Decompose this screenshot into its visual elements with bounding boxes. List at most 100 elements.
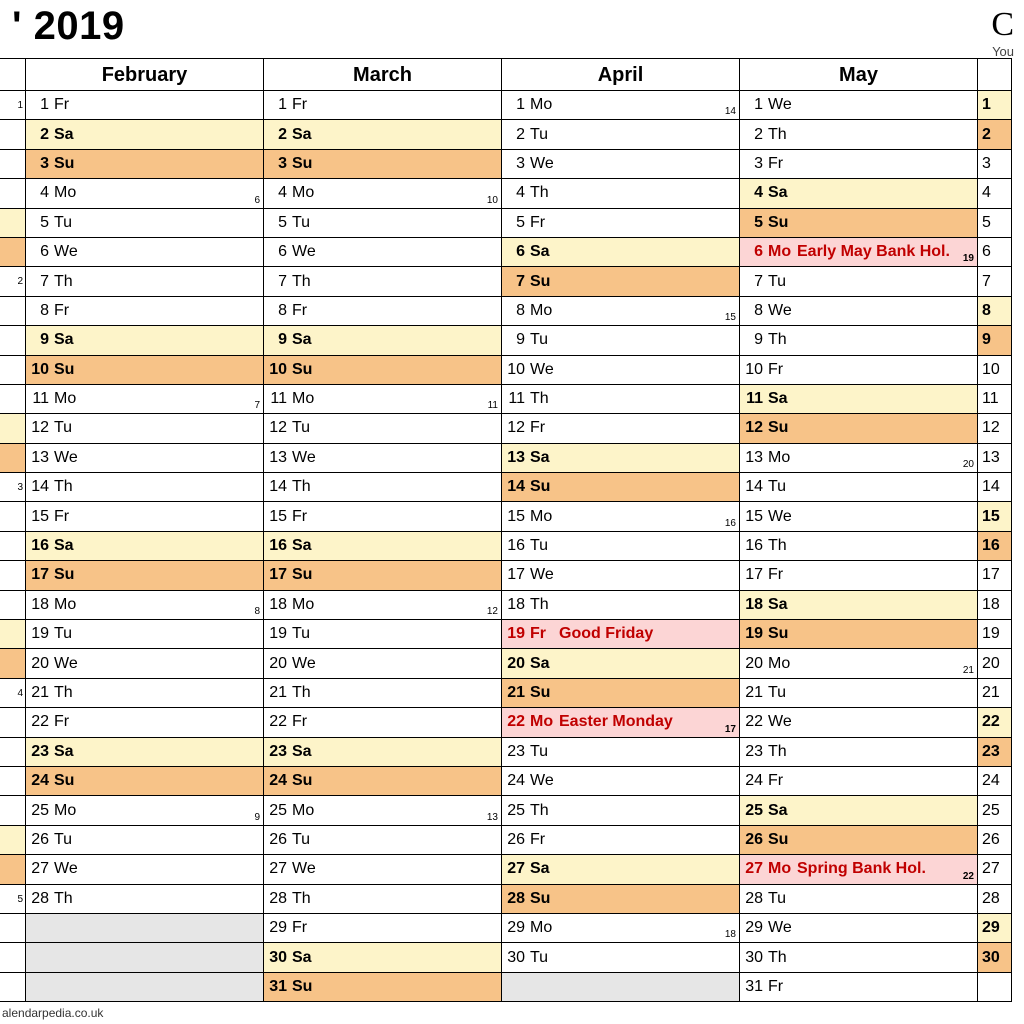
col-june-edge: 1234567891011121314151617181920212223242… bbox=[978, 58, 1012, 1002]
day-of-week: Fr bbox=[290, 302, 320, 320]
day-cell: 13We bbox=[26, 444, 263, 473]
day-of-week: Fr bbox=[766, 566, 796, 584]
day-of-week: Th bbox=[290, 478, 320, 496]
day-of-week: Fr bbox=[290, 96, 320, 114]
day-cell: 9Sa bbox=[26, 326, 263, 355]
day-cell: 29Mo18 bbox=[502, 914, 739, 943]
day-number: 17 bbox=[26, 566, 52, 584]
day-of-week: Tu bbox=[290, 625, 320, 643]
day-cell: 18Mo8 bbox=[26, 591, 263, 620]
day-cell: 12Tu bbox=[264, 414, 501, 443]
day-cell: 26Fr bbox=[502, 826, 739, 855]
day-cell: 7Tu bbox=[740, 267, 977, 296]
day-cell-edge: 5 bbox=[0, 885, 25, 914]
day-cell-edge: 18 bbox=[978, 591, 1011, 620]
day-cell: 25Mo9 bbox=[26, 796, 263, 825]
day-of-week: Mo bbox=[290, 802, 320, 820]
day-of-week: Tu bbox=[52, 625, 82, 643]
day-cell-edge: 9 bbox=[978, 326, 1011, 355]
day-of-week: Tu bbox=[528, 949, 558, 967]
day-number: 12 bbox=[26, 419, 52, 437]
day-number: 18 bbox=[264, 596, 290, 614]
day-of-week: Su bbox=[52, 566, 82, 584]
day-cell: 4Mo10 bbox=[264, 179, 501, 208]
event-label: Good Friday bbox=[558, 625, 739, 643]
day-cell-edge: 21 bbox=[978, 679, 1011, 708]
day-number: 1 bbox=[502, 96, 528, 114]
day-number: 21 bbox=[264, 684, 290, 702]
day-cell: 15We bbox=[740, 502, 977, 531]
day-number: 13 bbox=[502, 449, 528, 467]
week-number: 22 bbox=[963, 871, 974, 882]
event-label: Spring Bank Hol. bbox=[796, 860, 977, 878]
day-number: 15 bbox=[264, 508, 290, 526]
day-of-week: Fr bbox=[52, 96, 82, 114]
day-number: 6 bbox=[740, 243, 766, 261]
day-number: 11 bbox=[502, 390, 528, 408]
day-cell: 20We bbox=[264, 649, 501, 678]
day-number: 5 bbox=[264, 214, 290, 232]
day-of-week: Su bbox=[290, 978, 320, 996]
day-of-week: Mo bbox=[290, 596, 320, 614]
day-of-week: Sa bbox=[52, 743, 82, 761]
day-cell-edge: 16 bbox=[978, 532, 1011, 561]
day-of-week: Fr bbox=[766, 361, 796, 379]
day-of-week: Th bbox=[290, 684, 320, 702]
day-of-week: Su bbox=[52, 361, 82, 379]
week-number: 21 bbox=[963, 665, 974, 676]
day-cell: 19FrGood Friday bbox=[502, 620, 739, 649]
day-cell-edge: 1 bbox=[0, 91, 25, 120]
day-number: 3 bbox=[264, 155, 290, 173]
day-of-week: Su bbox=[52, 772, 82, 790]
week-number: 17 bbox=[725, 724, 736, 735]
day-number: 28 bbox=[502, 890, 528, 908]
day-number: 23 bbox=[502, 743, 528, 761]
day-number: 14 bbox=[264, 478, 290, 496]
day-cell-edge: 13 bbox=[978, 444, 1011, 473]
brand-sub: You bbox=[992, 44, 1014, 59]
day-number: 8 bbox=[26, 302, 52, 320]
day-of-week: We bbox=[528, 772, 558, 790]
day-number: 7 bbox=[26, 273, 52, 291]
day-cell: 7Su bbox=[502, 267, 739, 296]
day-cell: 28Tu bbox=[740, 885, 977, 914]
day-number: 26 bbox=[26, 831, 52, 849]
day-number: 29 bbox=[264, 919, 290, 937]
day-number: 25 bbox=[740, 802, 766, 820]
event-label: Easter Monday bbox=[558, 713, 739, 731]
day-number: 4 bbox=[264, 184, 290, 202]
week-number: 11 bbox=[488, 400, 498, 411]
day-cell-edge bbox=[0, 943, 25, 972]
day-cell: 10Fr bbox=[740, 356, 977, 385]
day-cell: 30Sa bbox=[264, 943, 501, 972]
day-cell: 10Su bbox=[26, 356, 263, 385]
day-of-week: Su bbox=[290, 772, 320, 790]
day-of-week: Su bbox=[528, 890, 558, 908]
day-number: 25 bbox=[264, 802, 290, 820]
day-of-week: Su bbox=[528, 478, 558, 496]
week-number: 9 bbox=[254, 812, 260, 823]
day-of-week: Mo bbox=[766, 860, 796, 878]
day-of-week: Sa bbox=[52, 126, 82, 144]
day-number: 22 bbox=[264, 713, 290, 731]
day-cell-edge: 6 bbox=[978, 238, 1011, 267]
month-header-jun bbox=[978, 58, 1011, 91]
day-cell-edge: 29 bbox=[978, 914, 1011, 943]
day-of-week: Sa bbox=[290, 743, 320, 761]
day-cell: 12Fr bbox=[502, 414, 739, 443]
week-number: 12 bbox=[487, 606, 498, 617]
day-of-week: Th bbox=[52, 684, 82, 702]
day-of-week: Fr bbox=[528, 625, 558, 643]
day-of-week: Mo bbox=[528, 919, 558, 937]
day-of-week: We bbox=[766, 508, 796, 526]
day-number: 19 bbox=[740, 625, 766, 643]
day-number: 5 bbox=[26, 214, 52, 232]
day-number: 22 bbox=[26, 713, 52, 731]
day-cell-edge bbox=[0, 385, 25, 414]
day-number: 3 bbox=[740, 155, 766, 173]
day-of-week: Fr bbox=[290, 919, 320, 937]
day-number: 19 bbox=[264, 625, 290, 643]
day-of-week: We bbox=[290, 655, 320, 673]
day-number: 29 bbox=[740, 919, 766, 937]
week-number: 8 bbox=[254, 606, 260, 617]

---------------

_What you are asked to do_. Reproduce all of the material above verbatim, omitting the pictures.

_Final answer_.
Decompose this screenshot into its visual elements with bounding boxes. List at most 100 elements.
col-june-edge: 1234567891011121314151617181920212223242… bbox=[978, 58, 1012, 1002]
day-of-week: Fr bbox=[290, 302, 320, 320]
day-cell: 13We bbox=[26, 444, 263, 473]
day-of-week: Fr bbox=[766, 566, 796, 584]
day-of-week: Th bbox=[290, 478, 320, 496]
day-of-week: Fr bbox=[290, 96, 320, 114]
day-cell: 9Sa bbox=[26, 326, 263, 355]
day-cell: 29Mo18 bbox=[502, 914, 739, 943]
day-number: 17 bbox=[26, 566, 52, 584]
day-of-week: Tu bbox=[290, 625, 320, 643]
day-cell: 18Mo8 bbox=[26, 591, 263, 620]
day-cell: 12Tu bbox=[264, 414, 501, 443]
day-cell: 26Fr bbox=[502, 826, 739, 855]
day-cell: 7Tu bbox=[740, 267, 977, 296]
day-cell-edge: 5 bbox=[0, 885, 25, 914]
day-cell-edge: 18 bbox=[978, 591, 1011, 620]
day-cell: 25Mo9 bbox=[26, 796, 263, 825]
day-of-week: Mo bbox=[290, 802, 320, 820]
day-of-week: Tu bbox=[52, 625, 82, 643]
day-cell-edge: 9 bbox=[978, 326, 1011, 355]
day-of-week: Tu bbox=[528, 949, 558, 967]
day-number: 12 bbox=[26, 419, 52, 437]
day-number: 18 bbox=[264, 596, 290, 614]
day-of-week: Su bbox=[52, 566, 82, 584]
day-cell: 4Mo10 bbox=[264, 179, 501, 208]
event-label: Good Friday bbox=[558, 625, 739, 643]
day-cell-edge: 21 bbox=[978, 679, 1011, 708]
day-number: 1 bbox=[502, 96, 528, 114]
day-number: 21 bbox=[264, 684, 290, 702]
day-cell: 15We bbox=[740, 502, 977, 531]
day-number: 13 bbox=[502, 449, 528, 467]
week-number: 22 bbox=[963, 871, 974, 882]
event-label: Spring Bank Hol. bbox=[796, 860, 977, 878]
day-number: 15 bbox=[264, 508, 290, 526]
day-of-week: Fr bbox=[52, 96, 82, 114]
day-number: 6 bbox=[740, 243, 766, 261]
day-number: 11 bbox=[502, 390, 528, 408]
day-cell: 20We bbox=[264, 649, 501, 678]
day-number: 5 bbox=[264, 214, 290, 232]
day-of-week: Su bbox=[290, 978, 320, 996]
day-of-week: Mo bbox=[290, 596, 320, 614]
day-of-week: Sa bbox=[52, 743, 82, 761]
day-cell-edge: 16 bbox=[978, 532, 1011, 561]
day-of-week: Fr bbox=[766, 361, 796, 379]
day-of-week: Th bbox=[290, 684, 320, 702]
day-of-week: Su bbox=[52, 361, 82, 379]
week-number: 21 bbox=[963, 665, 974, 676]
day-cell: 19FrGood Friday bbox=[502, 620, 739, 649]
day-cell-edge: 1 bbox=[0, 91, 25, 120]
day-number: 3 bbox=[264, 155, 290, 173]
day-of-week: Su bbox=[52, 772, 82, 790]
week-number: 17 bbox=[725, 724, 736, 735]
day-number: 28 bbox=[502, 890, 528, 908]
day-number: 23 bbox=[502, 743, 528, 761]
day-number: 14 bbox=[264, 478, 290, 496]
day-cell-edge: 13 bbox=[978, 444, 1011, 473]
brand-sub: You bbox=[992, 44, 1014, 59]
day-number: 8 bbox=[26, 302, 52, 320]
day-of-week: We bbox=[528, 772, 558, 790]
day-number: 7 bbox=[26, 273, 52, 291]
day-cell: 7Su bbox=[502, 267, 739, 296]
day-cell: 28Tu bbox=[740, 885, 977, 914]
day-number: 26 bbox=[26, 831, 52, 849]
day-number: 29 bbox=[264, 919, 290, 937]
day-number: 25 bbox=[740, 802, 766, 820]
event-label: Easter Monday bbox=[558, 713, 739, 731]
day-number: 4 bbox=[264, 184, 290, 202]
week-number: 11 bbox=[488, 400, 498, 411]
day-cell-edge bbox=[0, 943, 25, 972]
day-cell: 10Fr bbox=[740, 356, 977, 385]
day-cell: 30Sa bbox=[264, 943, 501, 972]
day-cell: 10Su bbox=[26, 356, 263, 385]
day-of-week: Su bbox=[290, 772, 320, 790]
day-of-week: Su bbox=[528, 890, 558, 908]
day-number: 25 bbox=[264, 802, 290, 820]
day-of-week: Su bbox=[528, 478, 558, 496]
week-number: 9 bbox=[254, 812, 260, 823]
day-of-week: Mo bbox=[766, 860, 796, 878]
day-of-week: Sa bbox=[52, 126, 82, 144]
day-number: 22 bbox=[264, 713, 290, 731]
day-cell-edge: 6 bbox=[978, 238, 1011, 267]
month-header-jun bbox=[978, 58, 1011, 91]
day-cell-edge: 29 bbox=[978, 914, 1011, 943]
day-of-week: Sa bbox=[290, 743, 320, 761]
day-cell: 12Fr bbox=[502, 414, 739, 443]
week-number: 12 bbox=[487, 606, 498, 617]
day-of-week: Th bbox=[52, 684, 82, 702]
day-of-week: Fr bbox=[528, 625, 558, 643]
day-of-week: Mo bbox=[528, 919, 558, 937]
day-of-week: We bbox=[766, 508, 796, 526]
day-number: 19 bbox=[740, 625, 766, 643]
day-number: 5 bbox=[26, 214, 52, 232]
day-number: 22 bbox=[26, 713, 52, 731]
day-cell-edge bbox=[0, 385, 25, 414]
day-number: 3 bbox=[740, 155, 766, 173]
day-of-week: Fr bbox=[290, 919, 320, 937]
day-number: 19 bbox=[264, 625, 290, 643]
day-of-week: We bbox=[290, 655, 320, 673]
day-number: 29 bbox=[740, 919, 766, 937]
week-number: 8 bbox=[254, 606, 260, 617]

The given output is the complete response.